* Begin EXTRACTED MATERIAL *

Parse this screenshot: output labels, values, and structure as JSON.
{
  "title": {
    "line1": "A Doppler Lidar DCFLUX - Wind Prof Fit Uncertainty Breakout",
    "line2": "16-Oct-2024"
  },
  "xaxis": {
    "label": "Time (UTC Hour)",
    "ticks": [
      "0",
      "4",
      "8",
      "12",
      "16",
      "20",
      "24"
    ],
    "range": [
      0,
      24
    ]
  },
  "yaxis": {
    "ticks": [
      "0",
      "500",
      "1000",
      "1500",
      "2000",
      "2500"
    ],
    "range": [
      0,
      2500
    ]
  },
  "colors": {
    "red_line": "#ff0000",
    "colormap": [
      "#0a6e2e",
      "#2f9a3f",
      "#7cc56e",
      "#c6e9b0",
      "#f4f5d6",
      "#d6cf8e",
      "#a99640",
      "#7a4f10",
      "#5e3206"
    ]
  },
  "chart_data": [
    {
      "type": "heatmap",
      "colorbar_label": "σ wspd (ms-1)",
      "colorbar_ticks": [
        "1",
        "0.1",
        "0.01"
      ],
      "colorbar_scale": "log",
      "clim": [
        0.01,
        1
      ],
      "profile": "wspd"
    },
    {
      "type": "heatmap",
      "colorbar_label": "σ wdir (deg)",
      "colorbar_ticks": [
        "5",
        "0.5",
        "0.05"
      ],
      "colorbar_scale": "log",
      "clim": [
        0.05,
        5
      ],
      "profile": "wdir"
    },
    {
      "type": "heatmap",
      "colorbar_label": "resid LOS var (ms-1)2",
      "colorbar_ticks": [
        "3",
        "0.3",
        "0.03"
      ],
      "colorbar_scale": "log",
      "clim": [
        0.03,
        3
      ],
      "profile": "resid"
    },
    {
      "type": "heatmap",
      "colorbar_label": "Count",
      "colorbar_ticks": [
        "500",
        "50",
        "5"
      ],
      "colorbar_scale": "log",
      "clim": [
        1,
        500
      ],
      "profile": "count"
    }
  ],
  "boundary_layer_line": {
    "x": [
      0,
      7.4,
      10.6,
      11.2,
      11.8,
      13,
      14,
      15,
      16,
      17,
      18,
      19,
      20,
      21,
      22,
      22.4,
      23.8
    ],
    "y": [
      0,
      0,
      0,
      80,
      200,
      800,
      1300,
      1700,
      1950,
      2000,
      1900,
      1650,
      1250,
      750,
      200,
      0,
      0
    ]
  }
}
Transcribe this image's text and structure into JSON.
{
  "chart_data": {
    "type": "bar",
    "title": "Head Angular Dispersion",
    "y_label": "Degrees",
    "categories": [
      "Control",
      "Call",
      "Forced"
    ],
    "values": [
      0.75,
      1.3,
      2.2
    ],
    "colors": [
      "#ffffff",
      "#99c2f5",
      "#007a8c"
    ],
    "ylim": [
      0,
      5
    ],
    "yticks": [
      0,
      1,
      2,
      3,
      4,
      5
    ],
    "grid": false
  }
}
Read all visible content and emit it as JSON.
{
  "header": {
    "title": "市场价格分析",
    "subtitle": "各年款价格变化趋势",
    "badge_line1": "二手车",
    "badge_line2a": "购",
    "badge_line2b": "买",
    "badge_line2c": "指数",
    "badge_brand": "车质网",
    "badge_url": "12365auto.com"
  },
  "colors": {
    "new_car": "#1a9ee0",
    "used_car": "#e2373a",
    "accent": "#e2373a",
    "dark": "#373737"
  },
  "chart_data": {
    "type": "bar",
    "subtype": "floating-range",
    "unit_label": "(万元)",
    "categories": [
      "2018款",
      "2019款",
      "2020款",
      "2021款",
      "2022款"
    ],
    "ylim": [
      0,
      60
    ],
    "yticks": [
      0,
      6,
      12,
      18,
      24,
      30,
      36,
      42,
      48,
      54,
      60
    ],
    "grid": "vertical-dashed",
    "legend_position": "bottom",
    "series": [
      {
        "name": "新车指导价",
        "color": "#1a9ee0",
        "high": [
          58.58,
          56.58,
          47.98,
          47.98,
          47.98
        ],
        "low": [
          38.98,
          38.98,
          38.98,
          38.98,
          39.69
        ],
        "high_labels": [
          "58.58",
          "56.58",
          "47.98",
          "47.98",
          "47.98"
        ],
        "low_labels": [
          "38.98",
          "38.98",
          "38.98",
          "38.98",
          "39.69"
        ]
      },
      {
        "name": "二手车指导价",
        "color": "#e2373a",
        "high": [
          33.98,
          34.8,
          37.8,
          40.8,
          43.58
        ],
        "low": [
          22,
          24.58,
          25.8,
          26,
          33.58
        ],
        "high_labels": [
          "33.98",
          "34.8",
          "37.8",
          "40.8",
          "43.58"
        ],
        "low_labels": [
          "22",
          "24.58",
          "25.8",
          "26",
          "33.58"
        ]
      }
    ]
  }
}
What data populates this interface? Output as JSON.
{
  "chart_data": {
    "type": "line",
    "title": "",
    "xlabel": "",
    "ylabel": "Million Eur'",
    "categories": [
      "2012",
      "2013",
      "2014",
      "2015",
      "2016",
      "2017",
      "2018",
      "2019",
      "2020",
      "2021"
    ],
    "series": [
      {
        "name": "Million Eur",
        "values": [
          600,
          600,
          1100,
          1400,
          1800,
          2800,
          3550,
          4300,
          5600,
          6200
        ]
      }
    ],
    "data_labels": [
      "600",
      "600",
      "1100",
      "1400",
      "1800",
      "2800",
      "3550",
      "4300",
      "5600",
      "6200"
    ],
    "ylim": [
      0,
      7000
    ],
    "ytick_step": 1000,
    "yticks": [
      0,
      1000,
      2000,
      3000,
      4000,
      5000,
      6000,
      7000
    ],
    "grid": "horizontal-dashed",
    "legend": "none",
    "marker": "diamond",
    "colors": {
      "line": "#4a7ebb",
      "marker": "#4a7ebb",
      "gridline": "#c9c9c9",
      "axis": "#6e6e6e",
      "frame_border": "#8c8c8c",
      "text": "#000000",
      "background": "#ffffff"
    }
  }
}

* End EXTRACTED MATERIAL *

- [DIRECTIVE] Reproduce each line of the entries in which the word "resid" is found.

- [EXERCISE RESPONSE]
      "colorbar_label": "resid LOS var (ms-1)2",
      "profile": "resid"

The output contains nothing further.